Extract the lines that hold the string "Gala".

## begin DATA IN THIS EXERCISE

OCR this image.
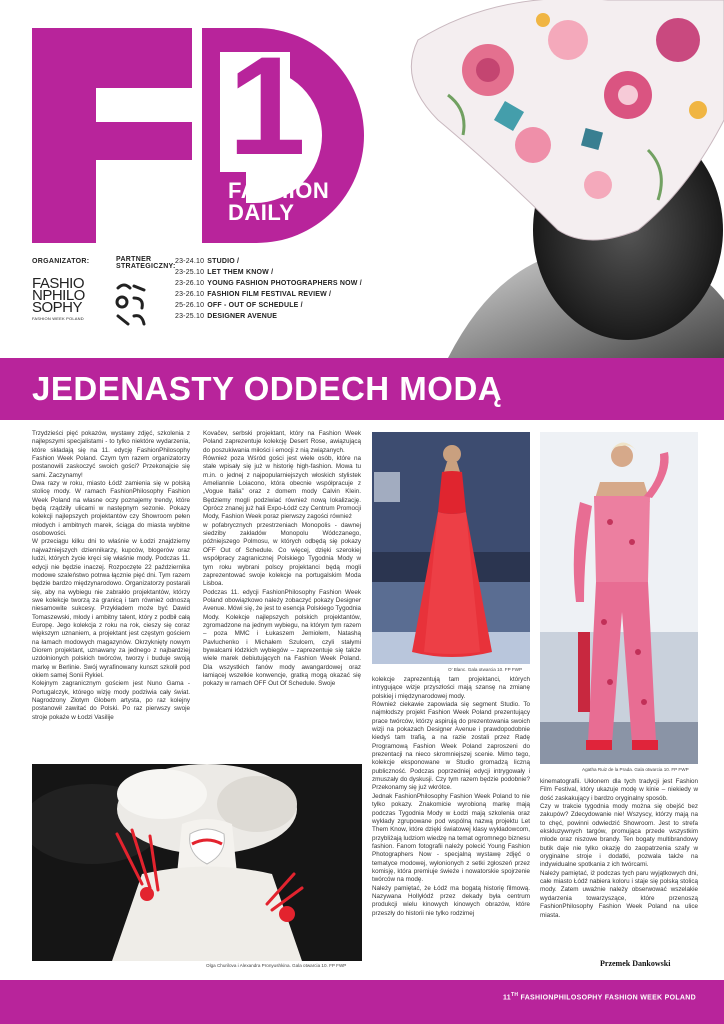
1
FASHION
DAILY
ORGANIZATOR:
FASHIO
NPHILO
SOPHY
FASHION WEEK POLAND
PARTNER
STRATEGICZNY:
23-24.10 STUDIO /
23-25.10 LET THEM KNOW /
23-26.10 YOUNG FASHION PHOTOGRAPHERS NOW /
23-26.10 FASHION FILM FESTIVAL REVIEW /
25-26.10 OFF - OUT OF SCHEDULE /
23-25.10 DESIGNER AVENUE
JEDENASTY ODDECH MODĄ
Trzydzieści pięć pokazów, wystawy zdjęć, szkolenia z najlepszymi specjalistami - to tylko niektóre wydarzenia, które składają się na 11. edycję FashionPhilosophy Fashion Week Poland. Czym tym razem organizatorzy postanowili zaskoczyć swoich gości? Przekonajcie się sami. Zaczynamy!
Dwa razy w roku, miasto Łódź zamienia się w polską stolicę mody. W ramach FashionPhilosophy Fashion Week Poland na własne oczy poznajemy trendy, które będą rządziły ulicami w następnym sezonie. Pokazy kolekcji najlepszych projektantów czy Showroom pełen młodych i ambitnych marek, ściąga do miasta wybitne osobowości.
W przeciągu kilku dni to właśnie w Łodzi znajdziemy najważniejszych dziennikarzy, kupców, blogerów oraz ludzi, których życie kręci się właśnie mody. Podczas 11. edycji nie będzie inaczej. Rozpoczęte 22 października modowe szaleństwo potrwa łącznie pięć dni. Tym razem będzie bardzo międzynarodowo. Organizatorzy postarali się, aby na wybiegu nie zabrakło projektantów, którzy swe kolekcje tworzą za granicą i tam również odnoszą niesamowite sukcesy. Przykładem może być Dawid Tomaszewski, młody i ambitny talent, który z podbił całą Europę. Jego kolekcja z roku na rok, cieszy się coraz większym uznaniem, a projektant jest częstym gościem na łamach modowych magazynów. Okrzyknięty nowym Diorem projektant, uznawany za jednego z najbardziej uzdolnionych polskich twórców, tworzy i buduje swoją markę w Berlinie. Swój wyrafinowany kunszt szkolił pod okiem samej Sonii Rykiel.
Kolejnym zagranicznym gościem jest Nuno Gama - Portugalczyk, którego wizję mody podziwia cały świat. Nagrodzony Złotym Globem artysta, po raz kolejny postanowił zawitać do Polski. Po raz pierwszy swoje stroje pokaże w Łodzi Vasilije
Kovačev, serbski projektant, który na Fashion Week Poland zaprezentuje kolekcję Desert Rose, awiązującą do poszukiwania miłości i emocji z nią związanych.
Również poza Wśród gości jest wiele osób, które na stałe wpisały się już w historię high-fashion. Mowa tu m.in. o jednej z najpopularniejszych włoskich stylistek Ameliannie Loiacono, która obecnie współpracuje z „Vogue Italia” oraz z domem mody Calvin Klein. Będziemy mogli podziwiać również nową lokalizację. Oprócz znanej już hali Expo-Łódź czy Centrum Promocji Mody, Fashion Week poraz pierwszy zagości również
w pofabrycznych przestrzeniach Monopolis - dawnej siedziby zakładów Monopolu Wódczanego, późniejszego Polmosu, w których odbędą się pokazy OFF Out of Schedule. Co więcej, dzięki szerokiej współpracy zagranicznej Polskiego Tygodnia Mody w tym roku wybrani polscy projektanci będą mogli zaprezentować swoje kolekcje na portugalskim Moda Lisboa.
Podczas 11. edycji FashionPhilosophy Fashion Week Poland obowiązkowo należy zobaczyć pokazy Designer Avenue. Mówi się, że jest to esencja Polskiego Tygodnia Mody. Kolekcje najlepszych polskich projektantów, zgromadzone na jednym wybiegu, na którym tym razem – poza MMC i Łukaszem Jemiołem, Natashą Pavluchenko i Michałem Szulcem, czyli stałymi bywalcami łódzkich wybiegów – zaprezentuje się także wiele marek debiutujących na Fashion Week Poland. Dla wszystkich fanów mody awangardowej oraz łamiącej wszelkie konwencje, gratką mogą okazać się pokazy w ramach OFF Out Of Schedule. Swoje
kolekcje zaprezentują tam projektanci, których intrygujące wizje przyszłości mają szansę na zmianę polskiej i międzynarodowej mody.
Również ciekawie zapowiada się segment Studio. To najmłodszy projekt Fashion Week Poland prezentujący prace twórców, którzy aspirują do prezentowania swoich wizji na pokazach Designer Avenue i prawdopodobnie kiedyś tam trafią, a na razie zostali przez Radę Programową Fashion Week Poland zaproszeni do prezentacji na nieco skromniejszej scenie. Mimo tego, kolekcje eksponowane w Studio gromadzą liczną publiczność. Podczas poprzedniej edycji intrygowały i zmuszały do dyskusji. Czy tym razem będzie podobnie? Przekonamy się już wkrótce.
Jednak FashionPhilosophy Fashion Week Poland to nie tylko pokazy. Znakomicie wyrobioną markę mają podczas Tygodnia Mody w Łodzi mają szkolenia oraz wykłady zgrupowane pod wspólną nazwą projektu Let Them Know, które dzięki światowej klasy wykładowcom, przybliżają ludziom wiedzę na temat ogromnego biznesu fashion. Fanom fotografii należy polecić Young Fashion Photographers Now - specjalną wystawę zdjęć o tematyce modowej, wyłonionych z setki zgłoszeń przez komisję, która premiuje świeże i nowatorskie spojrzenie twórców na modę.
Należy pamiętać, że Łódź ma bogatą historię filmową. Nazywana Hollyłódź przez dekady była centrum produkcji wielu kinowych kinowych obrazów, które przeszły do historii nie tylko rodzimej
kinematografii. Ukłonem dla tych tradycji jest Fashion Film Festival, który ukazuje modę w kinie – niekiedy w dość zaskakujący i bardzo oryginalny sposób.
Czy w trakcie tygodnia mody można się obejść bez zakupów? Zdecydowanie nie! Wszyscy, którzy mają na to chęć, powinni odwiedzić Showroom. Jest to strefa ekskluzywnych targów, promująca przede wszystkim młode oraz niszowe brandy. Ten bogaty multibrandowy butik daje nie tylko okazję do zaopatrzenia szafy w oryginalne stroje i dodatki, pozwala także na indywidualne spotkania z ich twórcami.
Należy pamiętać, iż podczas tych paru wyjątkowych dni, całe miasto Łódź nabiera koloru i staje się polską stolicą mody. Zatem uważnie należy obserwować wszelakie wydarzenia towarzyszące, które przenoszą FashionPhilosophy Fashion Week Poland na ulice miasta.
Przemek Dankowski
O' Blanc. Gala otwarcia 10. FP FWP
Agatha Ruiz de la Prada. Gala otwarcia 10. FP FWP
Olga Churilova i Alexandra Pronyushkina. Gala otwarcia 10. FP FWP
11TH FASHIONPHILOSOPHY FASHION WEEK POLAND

## end DATA IN THIS EXERCISE
## begin DATA IN THIS EXERCISE

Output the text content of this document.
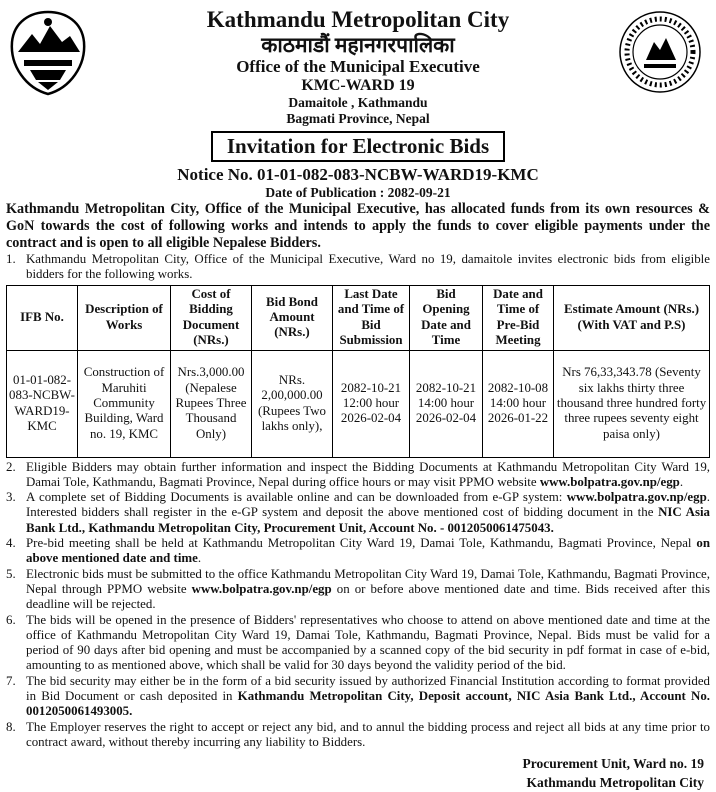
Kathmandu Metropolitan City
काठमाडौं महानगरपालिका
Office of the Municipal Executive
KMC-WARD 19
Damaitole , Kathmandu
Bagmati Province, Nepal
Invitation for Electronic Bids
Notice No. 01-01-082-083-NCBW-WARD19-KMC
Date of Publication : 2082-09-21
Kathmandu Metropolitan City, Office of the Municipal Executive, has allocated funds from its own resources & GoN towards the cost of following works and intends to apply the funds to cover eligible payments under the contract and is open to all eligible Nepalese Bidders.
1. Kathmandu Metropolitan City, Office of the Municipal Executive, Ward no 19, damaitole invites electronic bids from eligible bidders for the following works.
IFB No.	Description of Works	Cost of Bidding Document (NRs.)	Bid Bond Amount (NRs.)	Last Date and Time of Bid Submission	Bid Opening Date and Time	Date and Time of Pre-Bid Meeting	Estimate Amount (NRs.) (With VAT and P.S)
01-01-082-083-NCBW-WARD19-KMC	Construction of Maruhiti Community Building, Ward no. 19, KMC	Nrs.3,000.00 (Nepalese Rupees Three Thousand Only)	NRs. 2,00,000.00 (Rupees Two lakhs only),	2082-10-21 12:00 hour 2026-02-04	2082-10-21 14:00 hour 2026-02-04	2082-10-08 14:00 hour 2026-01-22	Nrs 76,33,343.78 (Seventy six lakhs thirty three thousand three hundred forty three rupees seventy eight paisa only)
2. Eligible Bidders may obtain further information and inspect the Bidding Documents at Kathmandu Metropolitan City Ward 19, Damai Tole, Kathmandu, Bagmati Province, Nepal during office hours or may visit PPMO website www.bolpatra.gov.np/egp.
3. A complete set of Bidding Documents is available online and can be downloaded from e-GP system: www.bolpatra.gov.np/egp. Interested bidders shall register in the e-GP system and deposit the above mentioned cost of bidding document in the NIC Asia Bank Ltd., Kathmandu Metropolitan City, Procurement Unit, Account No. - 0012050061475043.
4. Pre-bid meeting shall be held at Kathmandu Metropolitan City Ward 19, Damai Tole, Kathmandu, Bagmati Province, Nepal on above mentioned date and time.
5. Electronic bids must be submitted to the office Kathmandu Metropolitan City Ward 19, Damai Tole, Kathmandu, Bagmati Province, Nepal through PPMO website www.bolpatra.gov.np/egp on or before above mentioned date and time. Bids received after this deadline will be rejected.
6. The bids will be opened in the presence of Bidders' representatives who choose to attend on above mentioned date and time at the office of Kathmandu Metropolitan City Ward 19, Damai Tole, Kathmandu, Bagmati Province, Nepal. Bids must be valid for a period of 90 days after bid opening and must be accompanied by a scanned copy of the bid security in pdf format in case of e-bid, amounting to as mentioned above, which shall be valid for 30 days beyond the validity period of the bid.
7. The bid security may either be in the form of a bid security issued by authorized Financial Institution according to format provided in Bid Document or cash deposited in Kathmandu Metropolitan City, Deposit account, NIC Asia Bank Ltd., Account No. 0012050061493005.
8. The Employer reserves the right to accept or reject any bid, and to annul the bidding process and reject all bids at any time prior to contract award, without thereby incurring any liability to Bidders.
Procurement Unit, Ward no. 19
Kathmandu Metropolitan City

## end DATA IN THIS EXERCISE

§ **FULL SOLUTION**:
O' Blanc. Gala otwarcia 10. FP FWP
Agatha Ruiz de la Prada. Gala otwarcia 10. FP FWP
Olga Churilova i Alexandra Pronyushkina. Gala otwarcia 10. FP FWP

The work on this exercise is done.